**Directive:** Set the listing down again in full, word for word, with the pictures left out.

**Exercise input:**
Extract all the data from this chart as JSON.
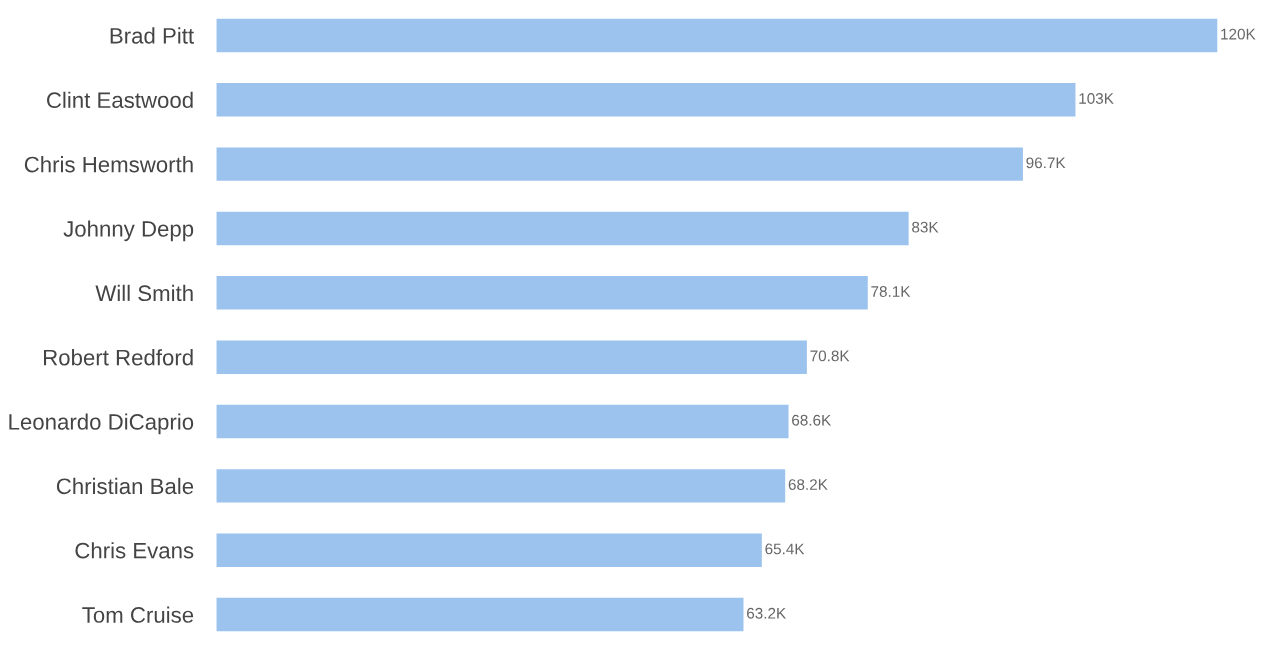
{
  "chart_data": {
    "type": "bar",
    "orientation": "horizontal",
    "categories": [
      "Brad Pitt",
      "Clint Eastwood",
      "Chris Hemsworth",
      "Johnny Depp",
      "Will Smith",
      "Robert Redford",
      "Leonardo DiCaprio",
      "Christian Bale",
      "Chris Evans",
      "Tom Cruise"
    ],
    "values": [
      120,
      103,
      96.7,
      83,
      78.1,
      70.8,
      68.6,
      68.2,
      65.4,
      63.2
    ],
    "value_labels": [
      "120K",
      "103K",
      "96.7K",
      "83K",
      "78.1K",
      "70.8K",
      "68.6K",
      "68.2K",
      "65.4K",
      "63.2K"
    ],
    "color": "#9cc3ee",
    "tick_labels": "y",
    "grid": false,
    "legend": false
  }
}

**Written answer:**
Extract all the data from this chart as JSON.
{
  "chart_data": {
    "type": "bar",
    "orientation": "horizontal",
    "categories": [
      "Brad Pitt",
      "Clint Eastwood",
      "Chris Hemsworth",
      "Johnny Depp",
      "Will Smith",
      "Robert Redford",
      "Leonardo DiCaprio",
      "Christian Bale",
      "Chris Evans",
      "Tom Cruise"
    ],
    "values": [
      120,
      103,
      96.7,
      83,
      78.1,
      70.8,
      68.6,
      68.2,
      65.4,
      63.2
    ],
    "value_labels": [
      "120K",
      "103K",
      "96.7K",
      "83K",
      "78.1K",
      "70.8K",
      "68.6K",
      "68.2K",
      "65.4K",
      "63.2K"
    ],
    "color": "#9cc3ee",
    "tick_labels": "y",
    "grid": false,
    "legend": false
  }
}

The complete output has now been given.